| WHAT NEEDS TO BE DONE |
Are you able to retype all the records below exactly?
-- Start of PROVIDED MATERIAL --
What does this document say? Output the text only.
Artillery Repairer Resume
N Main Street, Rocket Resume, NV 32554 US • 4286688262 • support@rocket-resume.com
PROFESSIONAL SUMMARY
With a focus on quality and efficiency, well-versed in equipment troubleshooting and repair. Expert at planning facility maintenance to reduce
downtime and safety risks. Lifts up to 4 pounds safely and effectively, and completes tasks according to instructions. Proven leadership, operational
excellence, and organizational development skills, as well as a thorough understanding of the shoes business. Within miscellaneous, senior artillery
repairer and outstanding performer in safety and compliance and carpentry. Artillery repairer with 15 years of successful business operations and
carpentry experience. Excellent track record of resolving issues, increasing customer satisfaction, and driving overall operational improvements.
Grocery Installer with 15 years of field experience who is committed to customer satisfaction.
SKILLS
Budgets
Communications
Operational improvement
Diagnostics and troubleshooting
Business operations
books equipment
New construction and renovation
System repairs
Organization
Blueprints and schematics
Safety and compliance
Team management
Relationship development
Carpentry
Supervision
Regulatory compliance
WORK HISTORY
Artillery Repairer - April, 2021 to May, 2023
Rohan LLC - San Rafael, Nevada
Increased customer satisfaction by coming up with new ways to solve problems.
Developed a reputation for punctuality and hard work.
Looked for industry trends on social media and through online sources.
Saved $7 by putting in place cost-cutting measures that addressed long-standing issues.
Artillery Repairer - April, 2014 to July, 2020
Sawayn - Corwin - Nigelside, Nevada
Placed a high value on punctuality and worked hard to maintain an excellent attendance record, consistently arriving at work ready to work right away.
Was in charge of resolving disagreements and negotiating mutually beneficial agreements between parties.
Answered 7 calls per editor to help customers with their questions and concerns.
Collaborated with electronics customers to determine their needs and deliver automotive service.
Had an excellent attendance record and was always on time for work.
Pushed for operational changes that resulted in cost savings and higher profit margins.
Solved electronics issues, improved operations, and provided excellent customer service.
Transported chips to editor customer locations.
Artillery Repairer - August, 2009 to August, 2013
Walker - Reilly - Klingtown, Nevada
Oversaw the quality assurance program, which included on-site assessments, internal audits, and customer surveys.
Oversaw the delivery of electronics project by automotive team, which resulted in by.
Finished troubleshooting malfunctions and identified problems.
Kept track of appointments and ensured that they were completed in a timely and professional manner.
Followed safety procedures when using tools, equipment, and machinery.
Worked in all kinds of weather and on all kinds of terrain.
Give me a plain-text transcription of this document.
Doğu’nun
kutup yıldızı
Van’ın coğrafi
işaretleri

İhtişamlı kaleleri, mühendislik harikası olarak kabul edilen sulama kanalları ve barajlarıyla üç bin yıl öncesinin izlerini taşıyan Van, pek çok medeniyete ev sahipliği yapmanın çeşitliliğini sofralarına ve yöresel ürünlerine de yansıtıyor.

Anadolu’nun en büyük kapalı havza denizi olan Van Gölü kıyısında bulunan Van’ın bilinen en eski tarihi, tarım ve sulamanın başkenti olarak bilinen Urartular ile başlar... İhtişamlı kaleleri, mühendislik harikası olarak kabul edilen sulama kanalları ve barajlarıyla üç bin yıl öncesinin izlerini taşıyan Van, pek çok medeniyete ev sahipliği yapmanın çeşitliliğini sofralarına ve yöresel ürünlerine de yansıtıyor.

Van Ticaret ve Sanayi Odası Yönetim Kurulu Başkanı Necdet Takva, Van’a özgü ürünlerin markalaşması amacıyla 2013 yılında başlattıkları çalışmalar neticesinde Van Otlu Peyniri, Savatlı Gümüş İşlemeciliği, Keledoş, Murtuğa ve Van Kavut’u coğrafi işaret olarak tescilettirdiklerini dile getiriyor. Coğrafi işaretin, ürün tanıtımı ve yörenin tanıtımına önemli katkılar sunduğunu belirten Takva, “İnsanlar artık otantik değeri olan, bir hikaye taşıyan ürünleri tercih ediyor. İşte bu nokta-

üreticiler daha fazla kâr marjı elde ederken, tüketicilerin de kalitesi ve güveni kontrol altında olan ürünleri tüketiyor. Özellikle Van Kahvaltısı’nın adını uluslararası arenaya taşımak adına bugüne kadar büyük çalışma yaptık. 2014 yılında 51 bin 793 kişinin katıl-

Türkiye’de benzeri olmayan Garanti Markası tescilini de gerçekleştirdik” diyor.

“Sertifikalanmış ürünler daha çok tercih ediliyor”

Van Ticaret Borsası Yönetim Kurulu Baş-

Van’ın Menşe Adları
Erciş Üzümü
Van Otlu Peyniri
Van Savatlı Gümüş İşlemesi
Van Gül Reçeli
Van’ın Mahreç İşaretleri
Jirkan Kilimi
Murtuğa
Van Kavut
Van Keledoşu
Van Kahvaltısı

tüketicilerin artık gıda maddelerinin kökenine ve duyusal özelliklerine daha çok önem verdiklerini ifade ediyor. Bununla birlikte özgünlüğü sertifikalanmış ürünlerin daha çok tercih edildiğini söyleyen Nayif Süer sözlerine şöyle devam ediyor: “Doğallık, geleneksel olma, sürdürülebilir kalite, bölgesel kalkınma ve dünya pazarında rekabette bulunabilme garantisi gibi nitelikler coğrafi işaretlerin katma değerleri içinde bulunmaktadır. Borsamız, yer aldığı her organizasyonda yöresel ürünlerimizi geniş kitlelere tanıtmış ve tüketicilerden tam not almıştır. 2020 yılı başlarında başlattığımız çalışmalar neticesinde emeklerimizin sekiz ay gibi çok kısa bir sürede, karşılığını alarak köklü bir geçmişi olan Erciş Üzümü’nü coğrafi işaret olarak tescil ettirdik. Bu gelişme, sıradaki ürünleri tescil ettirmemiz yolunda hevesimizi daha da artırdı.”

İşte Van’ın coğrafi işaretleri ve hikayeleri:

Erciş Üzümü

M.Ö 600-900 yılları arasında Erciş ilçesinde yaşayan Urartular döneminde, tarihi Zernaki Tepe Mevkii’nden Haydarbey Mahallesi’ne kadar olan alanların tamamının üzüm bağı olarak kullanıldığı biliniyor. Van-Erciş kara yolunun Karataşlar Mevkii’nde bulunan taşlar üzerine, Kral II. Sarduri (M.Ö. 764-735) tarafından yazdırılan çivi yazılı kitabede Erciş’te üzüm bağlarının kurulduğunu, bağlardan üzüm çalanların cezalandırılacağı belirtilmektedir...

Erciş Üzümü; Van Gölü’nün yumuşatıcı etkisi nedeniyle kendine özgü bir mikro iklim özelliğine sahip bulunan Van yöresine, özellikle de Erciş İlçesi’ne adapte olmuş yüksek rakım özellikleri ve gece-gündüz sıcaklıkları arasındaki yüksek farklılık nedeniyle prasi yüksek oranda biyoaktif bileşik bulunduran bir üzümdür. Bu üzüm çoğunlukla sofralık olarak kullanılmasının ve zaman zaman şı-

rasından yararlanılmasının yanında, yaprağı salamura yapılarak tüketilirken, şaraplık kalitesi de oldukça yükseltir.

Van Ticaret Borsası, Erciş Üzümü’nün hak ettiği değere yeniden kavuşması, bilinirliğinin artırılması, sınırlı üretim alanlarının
-- End of PROVIDED MATERIAL --
| RESULT BELOW |
What does this document say? Output the text only.
Artillery Repairer Resume
N Main Street, Rocket Resume, NV 32554 US • 4286688262 • support@rocket-resume.com
PROFESSIONAL SUMMARY
With a focus on quality and efficiency, well-versed in equipment troubleshooting and repair. Expert at planning facility maintenance to reduce
downtime and safety risks. Lifts up to 4 pounds safely and effectively, and completes tasks according to instructions. Proven leadership, operational
excellence, and organizational development skills, as well as a thorough understanding of the shoes business. Within miscellaneous, senior artillery
repairer and outstanding performer in safety and compliance and carpentry. Artillery repairer with 15 years of successful business operations and
carpentry experience. Excellent track record of resolving issues, increasing customer satisfaction, and driving overall operational improvements.
Grocery Installer with 15 years of field experience who is committed to customer satisfaction.
SKILLS
Budgets
Communications
Operational improvement
Diagnostics and troubleshooting
Business operations
books equipment
New construction and renovation
System repairs
Organization
Blueprints and schematics
Safety and compliance
Team management
Relationship development
Carpentry
Supervision
Regulatory compliance
WORK HISTORY
Artillery Repairer - April, 2021 to May, 2023
Rohan LLC - San Rafael, Nevada
Increased customer satisfaction by coming up with new ways to solve problems.
Developed a reputation for punctuality and hard work.
Looked for industry trends on social media and through online sources.
Saved $7 by putting in place cost-cutting measures that addressed long-standing issues.
Artillery Repairer - April, 2014 to July, 2020
Sawayn - Corwin - Nigelside, Nevada
Placed a high value on punctuality and worked hard to maintain an excellent attendance record, consistently arriving at work ready to work right away.
Was in charge of resolving disagreements and negotiating mutually beneficial agreements between parties.
Answered 7 calls per editor to help customers with their questions and concerns.
Collaborated with electronics customers to determine their needs and deliver automotive service.
Had an excellent attendance record and was always on time for work.
Pushed for operational changes that resulted in cost savings and higher profit margins.
Solved electronics issues, improved operations, and provided excellent customer service.
Transported chips to editor customer locations.
Artillery Repairer - August, 2009 to August, 2013
Walker - Reilly - Klingtown, Nevada
Oversaw the quality assurance program, which included on-site assessments, internal audits, and customer surveys.
Oversaw the delivery of electronics project by automotive team, which resulted in by.
Finished troubleshooting malfunctions and identified problems.
Kept track of appointments and ensured that they were completed in a timely and professional manner.
Followed safety procedures when using tools, equipment, and machinery.
Worked in all kinds of weather and on all kinds of terrain.
Give me a plain-text transcription of this document.
Doğu’nun
kutup yıldızı
Van’ın coğrafi
işaretleri

İhtişamlı kaleleri, mühendislik harikası olarak kabul edilen sulama kanalları ve barajlarıyla üç bin yıl öncesinin izlerini taşıyan Van, pek çok medeniyete ev sahipliği yapmanın çeşitliliğini sofralarına ve yöresel ürünlerine de yansıtıyor.

Anadolu’nun en büyük kapalı havza denizi olan Van Gölü kıyısında bulunan Van’ın bilinen en eski tarihi, tarım ve sulamanın başkenti olarak bilinen Urartular ile başlar... İhtişamlı kaleleri, mühendislik harikası olarak kabul edilen sulama kanalları ve barajlarıyla üç bin yıl öncesinin izlerini taşıyan Van, pek çok medeniyete ev sahipliği yapmanın çeşitliliğini sofralarına ve yöresel ürünlerine de yansıtıyor.

Van Ticaret ve Sanayi Odası Yönetim Kurulu Başkanı Necdet Takva, Van’a özgü ürünlerin markalaşması amacıyla 2013 yılında başlattıkları çalışmalar neticesinde Van Otlu Peyniri, Savatlı Gümüş İşlemeciliği, Keledoş, Murtuğa ve Van Kavut’u coğrafi işaret olarak tescilettirdiklerini dile getiriyor. Coğrafi işaretin, ürün tanıtımı ve yörenin tanıtımına önemli katkılar sunduğunu belirten Takva, “İnsanlar artık otantik değeri olan, bir hikaye taşıyan ürünleri tercih ediyor. İşte bu nokta-

üreticiler daha fazla kâr marjı elde ederken, tüketicilerin de kalitesi ve güveni kontrol altında olan ürünleri tüketiyor. Özellikle Van Kahvaltısı’nın adını uluslararası arenaya taşımak adına bugüne kadar büyük çalışma yaptık. 2014 yılında 51 bin 793 kişinin katıl-

Türkiye’de benzeri olmayan Garanti Markası tescilini de gerçekleştirdik” diyor.

“Sertifikalanmış ürünler daha çok tercih ediliyor”

Van Ticaret Borsası Yönetim Kurulu Baş-

Van’ın Menşe Adları
Erciş Üzümü
Van Otlu Peyniri
Van Savatlı Gümüş İşlemesi
Van Gül Reçeli
Van’ın Mahreç İşaretleri
Jirkan Kilimi
Murtuğa
Van Kavut
Van Keledoşu
Van Kahvaltısı

tüketicilerin artık gıda maddelerinin kökenine ve duyusal özelliklerine daha çok önem verdiklerini ifade ediyor. Bununla birlikte özgünlüğü sertifikalanmış ürünlerin daha çok tercih edildiğini söyleyen Nayif Süer sözlerine şöyle devam ediyor: “Doğallık, geleneksel olma, sürdürülebilir kalite, bölgesel kalkınma ve dünya pazarında rekabette bulunabilme garantisi gibi nitelikler coğrafi işaretlerin katma değerleri içinde bulunmaktadır. Borsamız, yer aldığı her organizasyonda yöresel ürünlerimizi geniş kitlelere tanıtmış ve tüketicilerden tam not almıştır. 2020 yılı başlarında başlattığımız çalışmalar neticesinde emeklerimizin sekiz ay gibi çok kısa bir sürede, karşılığını alarak köklü bir geçmişi olan Erciş Üzümü’nü coğrafi işaret olarak tescil ettirdik. Bu gelişme, sıradaki ürünleri tescil ettirmemiz yolunda hevesimizi daha da artırdı.”

İşte Van’ın coğrafi işaretleri ve hikayeleri:

Erciş Üzümü

M.Ö 600-900 yılları arasında Erciş ilçesinde yaşayan Urartular döneminde, tarihi Zernaki Tepe Mevkii’nden Haydarbey Mahallesi’ne kadar olan alanların tamamının üzüm bağı olarak kullanıldığı biliniyor. Van-Erciş kara yolunun Karataşlar Mevkii’nde bulunan taşlar üzerine, Kral II. Sarduri (M.Ö. 764-735) tarafından yazdırılan çivi yazılı kitabede Erciş’te üzüm bağlarının kurulduğunu, bağlardan üzüm çalanların cezalandırılacağı belirtilmektedir...

Erciş Üzümü; Van Gölü’nün yumuşatıcı etkisi nedeniyle kendine özgü bir mikro iklim özelliğine sahip bulunan Van yöresine, özellikle de Erciş İlçesi’ne adapte olmuş yüksek rakım özellikleri ve gece-gündüz sıcaklıkları arasındaki yüksek farklılık nedeniyle prasi yüksek oranda biyoaktif bileşik bulunduran bir üzümdür. Bu üzüm çoğunlukla sofralık olarak kullanılmasının ve zaman zaman şı-

rasından yararlanılmasının yanında, yaprağı salamura yapılarak tüketilirken, şaraplık kalitesi de oldukça yükseltir.

Van Ticaret Borsası, Erciş Üzümü’nün hak ettiği değere yeniden kavuşması, bilinirliğinin artırılması, sınırlı üretim alanlarının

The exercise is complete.